Work required:
The entries below contain pictures. Retype everything except those pictures, exactly as given.

Figure content listings
================
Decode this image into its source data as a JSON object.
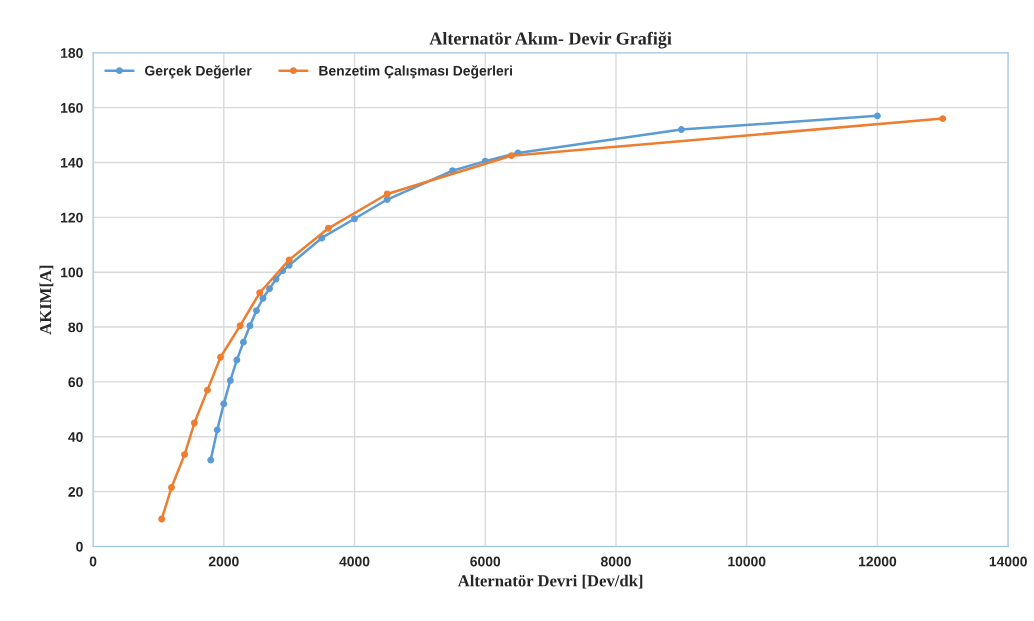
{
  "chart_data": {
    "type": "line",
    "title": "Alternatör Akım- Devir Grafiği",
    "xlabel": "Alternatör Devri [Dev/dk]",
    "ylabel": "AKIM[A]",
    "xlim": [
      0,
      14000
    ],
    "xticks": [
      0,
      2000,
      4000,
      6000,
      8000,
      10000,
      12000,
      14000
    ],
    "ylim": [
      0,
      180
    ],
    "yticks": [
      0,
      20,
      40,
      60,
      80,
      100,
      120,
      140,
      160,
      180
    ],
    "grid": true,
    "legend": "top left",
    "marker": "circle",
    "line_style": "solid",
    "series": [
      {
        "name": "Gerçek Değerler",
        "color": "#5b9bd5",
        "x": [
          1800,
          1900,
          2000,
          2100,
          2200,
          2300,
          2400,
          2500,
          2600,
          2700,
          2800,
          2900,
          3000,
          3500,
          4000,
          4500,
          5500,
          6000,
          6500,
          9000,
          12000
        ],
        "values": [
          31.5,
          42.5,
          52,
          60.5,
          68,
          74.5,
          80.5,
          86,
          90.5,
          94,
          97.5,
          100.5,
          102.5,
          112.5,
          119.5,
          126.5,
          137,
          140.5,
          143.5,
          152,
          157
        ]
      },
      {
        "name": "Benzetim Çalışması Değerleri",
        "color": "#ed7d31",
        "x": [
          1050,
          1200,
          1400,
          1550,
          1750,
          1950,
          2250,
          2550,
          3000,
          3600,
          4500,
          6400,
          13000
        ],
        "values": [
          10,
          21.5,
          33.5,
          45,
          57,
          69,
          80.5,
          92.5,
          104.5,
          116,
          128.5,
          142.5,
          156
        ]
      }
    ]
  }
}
================
Answer to this exercise:
Decode this image into its source data as a JSON object.
{
  "chart_data": {
    "type": "line",
    "title": "Alternatör Akım- Devir Grafiği",
    "xlabel": "Alternatör Devri [Dev/dk]",
    "ylabel": "AKIM[A]",
    "xlim": [
      0,
      14000
    ],
    "xticks": [
      0,
      2000,
      4000,
      6000,
      8000,
      10000,
      12000,
      14000
    ],
    "ylim": [
      0,
      180
    ],
    "yticks": [
      0,
      20,
      40,
      60,
      80,
      100,
      120,
      140,
      160,
      180
    ],
    "grid": true,
    "legend": "top left",
    "marker": "circle",
    "line_style": "solid",
    "series": [
      {
        "name": "Gerçek Değerler",
        "color": "#5b9bd5",
        "x": [
          1800,
          1900,
          2000,
          2100,
          2200,
          2300,
          2400,
          2500,
          2600,
          2700,
          2800,
          2900,
          3000,
          3500,
          4000,
          4500,
          5500,
          6000,
          6500,
          9000,
          12000
        ],
        "values": [
          31.5,
          42.5,
          52,
          60.5,
          68,
          74.5,
          80.5,
          86,
          90.5,
          94,
          97.5,
          100.5,
          102.5,
          112.5,
          119.5,
          126.5,
          137,
          140.5,
          143.5,
          152,
          157
        ]
      },
      {
        "name": "Benzetim Çalışması Değerleri",
        "color": "#ed7d31",
        "x": [
          1050,
          1200,
          1400,
          1550,
          1750,
          1950,
          2250,
          2550,
          3000,
          3600,
          4500,
          6400,
          13000
        ],
        "values": [
          10,
          21.5,
          33.5,
          45,
          57,
          69,
          80.5,
          92.5,
          104.5,
          116,
          128.5,
          142.5,
          156
        ]
      }
    ]
  }
}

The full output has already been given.